> **DIRECTION**
Reproduce all of the listing below without alteration.
-- START OF ENTRIES --
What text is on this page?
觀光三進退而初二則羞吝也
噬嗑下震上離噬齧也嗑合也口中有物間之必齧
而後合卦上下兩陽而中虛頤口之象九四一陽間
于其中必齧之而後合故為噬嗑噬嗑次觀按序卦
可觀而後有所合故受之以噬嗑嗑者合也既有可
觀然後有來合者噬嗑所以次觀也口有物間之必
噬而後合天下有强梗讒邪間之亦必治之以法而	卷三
-- END OF ENTRIES --
> **SOLUTION TO THIS PROBLEM**
What text is on this page?
觀光三進退而初二則羞吝也
噬嗑下震上離噬齧也嗑合也口中有物間之必齧
而後合卦上下兩陽而中虛頤口之象九四一陽間
于其中必齧之而後合故為噬嗑噬嗑次觀按序卦
可觀而後有所合故受之以噬嗑嗑者合也既有可
觀然後有來合者噬嗑所以次觀也口有物間之必
噬而後合天下有强梗讒邪間之亦必治之以法而	卷三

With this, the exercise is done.